- [Instructions to follow] Scan the listing below and copy every line holding "marker".

- [Input rows]
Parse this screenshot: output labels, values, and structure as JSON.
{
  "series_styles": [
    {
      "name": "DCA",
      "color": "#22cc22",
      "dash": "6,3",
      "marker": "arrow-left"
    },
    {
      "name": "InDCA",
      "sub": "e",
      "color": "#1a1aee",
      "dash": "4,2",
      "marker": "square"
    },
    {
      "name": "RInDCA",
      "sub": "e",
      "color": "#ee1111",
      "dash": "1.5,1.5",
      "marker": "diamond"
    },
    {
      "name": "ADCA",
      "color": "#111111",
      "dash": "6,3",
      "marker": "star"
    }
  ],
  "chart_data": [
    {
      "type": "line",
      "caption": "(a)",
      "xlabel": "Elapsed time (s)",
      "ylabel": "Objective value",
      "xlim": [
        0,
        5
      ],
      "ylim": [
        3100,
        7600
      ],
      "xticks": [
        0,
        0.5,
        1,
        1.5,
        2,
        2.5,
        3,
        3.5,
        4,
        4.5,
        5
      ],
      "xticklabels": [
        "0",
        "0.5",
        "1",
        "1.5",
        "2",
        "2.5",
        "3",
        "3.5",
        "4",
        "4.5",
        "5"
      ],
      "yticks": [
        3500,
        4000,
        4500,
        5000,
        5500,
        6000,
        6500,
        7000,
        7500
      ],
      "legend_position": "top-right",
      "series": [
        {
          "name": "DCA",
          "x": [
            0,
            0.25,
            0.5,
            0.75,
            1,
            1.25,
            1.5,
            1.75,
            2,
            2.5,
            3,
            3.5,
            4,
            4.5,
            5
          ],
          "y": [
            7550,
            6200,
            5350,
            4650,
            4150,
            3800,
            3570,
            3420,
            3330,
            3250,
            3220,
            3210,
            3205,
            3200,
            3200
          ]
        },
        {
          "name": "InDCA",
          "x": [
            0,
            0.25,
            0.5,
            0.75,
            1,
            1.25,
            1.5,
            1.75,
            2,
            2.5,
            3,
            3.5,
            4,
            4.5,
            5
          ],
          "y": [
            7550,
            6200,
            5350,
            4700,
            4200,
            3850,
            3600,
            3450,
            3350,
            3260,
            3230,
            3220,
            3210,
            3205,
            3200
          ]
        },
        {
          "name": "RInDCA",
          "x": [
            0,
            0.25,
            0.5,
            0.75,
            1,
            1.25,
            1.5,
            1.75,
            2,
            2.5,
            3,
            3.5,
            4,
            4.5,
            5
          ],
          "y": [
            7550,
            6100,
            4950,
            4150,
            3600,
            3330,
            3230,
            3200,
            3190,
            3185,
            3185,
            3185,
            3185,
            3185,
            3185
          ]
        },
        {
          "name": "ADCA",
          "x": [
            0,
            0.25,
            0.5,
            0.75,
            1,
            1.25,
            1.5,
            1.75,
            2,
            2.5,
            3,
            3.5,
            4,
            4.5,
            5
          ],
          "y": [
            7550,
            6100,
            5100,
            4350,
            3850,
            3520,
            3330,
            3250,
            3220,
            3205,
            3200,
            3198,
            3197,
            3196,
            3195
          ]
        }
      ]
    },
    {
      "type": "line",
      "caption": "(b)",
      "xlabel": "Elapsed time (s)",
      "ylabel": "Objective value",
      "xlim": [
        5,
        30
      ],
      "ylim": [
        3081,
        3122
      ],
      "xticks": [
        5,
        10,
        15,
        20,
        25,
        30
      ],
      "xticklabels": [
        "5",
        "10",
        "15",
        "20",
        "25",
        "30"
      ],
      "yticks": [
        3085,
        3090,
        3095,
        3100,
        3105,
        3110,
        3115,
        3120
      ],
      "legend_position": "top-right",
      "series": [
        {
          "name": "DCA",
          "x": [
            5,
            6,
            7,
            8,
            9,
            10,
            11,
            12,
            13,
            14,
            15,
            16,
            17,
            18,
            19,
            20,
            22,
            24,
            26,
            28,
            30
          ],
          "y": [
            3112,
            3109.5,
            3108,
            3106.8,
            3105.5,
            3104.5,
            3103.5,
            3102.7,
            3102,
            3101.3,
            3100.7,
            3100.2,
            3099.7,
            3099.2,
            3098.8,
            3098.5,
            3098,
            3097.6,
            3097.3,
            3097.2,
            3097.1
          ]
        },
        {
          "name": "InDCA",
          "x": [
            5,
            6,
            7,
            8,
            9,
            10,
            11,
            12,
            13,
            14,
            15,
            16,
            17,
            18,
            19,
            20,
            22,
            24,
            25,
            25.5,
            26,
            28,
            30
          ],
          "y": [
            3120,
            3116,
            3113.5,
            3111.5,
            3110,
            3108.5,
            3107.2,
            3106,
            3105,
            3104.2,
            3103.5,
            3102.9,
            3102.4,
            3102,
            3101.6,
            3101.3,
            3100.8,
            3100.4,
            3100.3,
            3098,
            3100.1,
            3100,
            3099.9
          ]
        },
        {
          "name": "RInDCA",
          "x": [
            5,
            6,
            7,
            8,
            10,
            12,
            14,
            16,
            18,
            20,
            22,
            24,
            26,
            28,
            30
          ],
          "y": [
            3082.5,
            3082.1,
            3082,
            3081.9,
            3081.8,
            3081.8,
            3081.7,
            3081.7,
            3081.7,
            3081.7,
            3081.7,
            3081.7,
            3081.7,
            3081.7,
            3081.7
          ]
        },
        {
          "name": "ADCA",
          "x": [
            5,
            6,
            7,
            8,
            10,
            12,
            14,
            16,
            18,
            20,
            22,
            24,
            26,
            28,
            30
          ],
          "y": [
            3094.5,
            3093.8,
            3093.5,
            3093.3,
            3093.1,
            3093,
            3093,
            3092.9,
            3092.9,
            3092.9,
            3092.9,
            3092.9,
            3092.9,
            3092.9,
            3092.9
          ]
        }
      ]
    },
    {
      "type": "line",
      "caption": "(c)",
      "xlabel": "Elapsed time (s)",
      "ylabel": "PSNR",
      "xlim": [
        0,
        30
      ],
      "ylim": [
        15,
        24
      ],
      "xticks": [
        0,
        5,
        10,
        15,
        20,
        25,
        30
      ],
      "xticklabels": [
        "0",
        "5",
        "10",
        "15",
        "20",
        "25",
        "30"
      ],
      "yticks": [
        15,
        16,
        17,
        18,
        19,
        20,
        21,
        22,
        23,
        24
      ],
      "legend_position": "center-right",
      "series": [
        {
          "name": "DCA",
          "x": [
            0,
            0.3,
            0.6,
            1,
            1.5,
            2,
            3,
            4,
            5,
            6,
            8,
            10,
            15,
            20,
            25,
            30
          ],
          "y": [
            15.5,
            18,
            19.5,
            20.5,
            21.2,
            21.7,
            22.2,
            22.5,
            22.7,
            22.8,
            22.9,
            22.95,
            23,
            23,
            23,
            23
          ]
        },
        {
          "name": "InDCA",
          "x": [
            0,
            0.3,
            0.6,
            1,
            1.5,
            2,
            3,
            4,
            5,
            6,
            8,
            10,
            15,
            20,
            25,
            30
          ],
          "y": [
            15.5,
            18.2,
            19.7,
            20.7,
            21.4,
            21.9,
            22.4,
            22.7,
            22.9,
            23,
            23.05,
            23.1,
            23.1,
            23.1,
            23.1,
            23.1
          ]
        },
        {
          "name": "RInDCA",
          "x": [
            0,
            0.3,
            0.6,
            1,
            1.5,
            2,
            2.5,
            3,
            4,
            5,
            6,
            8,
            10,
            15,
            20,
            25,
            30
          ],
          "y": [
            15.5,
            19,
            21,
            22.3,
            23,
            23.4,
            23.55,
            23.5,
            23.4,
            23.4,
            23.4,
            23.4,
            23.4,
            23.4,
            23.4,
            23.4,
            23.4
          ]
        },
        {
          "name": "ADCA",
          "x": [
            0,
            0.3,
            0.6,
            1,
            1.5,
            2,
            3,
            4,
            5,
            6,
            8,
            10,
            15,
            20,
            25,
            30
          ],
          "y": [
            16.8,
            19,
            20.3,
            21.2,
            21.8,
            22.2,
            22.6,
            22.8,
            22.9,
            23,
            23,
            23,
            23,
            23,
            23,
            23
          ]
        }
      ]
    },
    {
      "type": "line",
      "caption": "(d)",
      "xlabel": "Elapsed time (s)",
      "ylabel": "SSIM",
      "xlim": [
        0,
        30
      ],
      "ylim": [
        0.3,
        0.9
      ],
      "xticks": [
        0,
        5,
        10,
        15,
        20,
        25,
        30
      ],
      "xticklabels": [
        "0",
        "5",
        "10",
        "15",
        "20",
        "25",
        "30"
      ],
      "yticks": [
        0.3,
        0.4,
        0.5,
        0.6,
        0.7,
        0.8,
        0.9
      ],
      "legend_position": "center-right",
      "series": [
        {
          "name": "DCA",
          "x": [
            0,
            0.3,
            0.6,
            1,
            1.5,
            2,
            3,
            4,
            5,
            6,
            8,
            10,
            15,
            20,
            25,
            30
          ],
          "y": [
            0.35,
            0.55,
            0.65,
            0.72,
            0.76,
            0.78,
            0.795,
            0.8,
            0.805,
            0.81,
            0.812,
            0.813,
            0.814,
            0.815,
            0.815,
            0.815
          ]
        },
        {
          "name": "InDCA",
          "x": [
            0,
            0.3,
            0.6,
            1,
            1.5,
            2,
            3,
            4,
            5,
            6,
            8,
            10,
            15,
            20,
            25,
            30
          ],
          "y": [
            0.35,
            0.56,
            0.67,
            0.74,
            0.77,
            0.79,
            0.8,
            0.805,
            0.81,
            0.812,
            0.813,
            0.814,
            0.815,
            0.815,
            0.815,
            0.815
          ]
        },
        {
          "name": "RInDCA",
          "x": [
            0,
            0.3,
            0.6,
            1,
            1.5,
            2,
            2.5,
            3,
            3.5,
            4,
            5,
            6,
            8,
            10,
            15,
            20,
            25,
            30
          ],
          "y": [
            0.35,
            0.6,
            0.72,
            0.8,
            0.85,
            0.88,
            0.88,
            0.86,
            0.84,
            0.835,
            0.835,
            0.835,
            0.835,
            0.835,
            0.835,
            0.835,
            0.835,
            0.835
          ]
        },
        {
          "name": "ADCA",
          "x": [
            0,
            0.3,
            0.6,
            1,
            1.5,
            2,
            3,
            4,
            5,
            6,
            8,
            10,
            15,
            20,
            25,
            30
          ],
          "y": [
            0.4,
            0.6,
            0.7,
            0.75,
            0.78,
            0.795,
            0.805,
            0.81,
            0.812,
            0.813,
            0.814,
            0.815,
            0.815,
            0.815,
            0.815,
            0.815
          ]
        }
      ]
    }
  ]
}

- [Task response]
      "marker": "arrow-left"
      "marker": "square"
      "marker": "diamond"
      "marker": "star"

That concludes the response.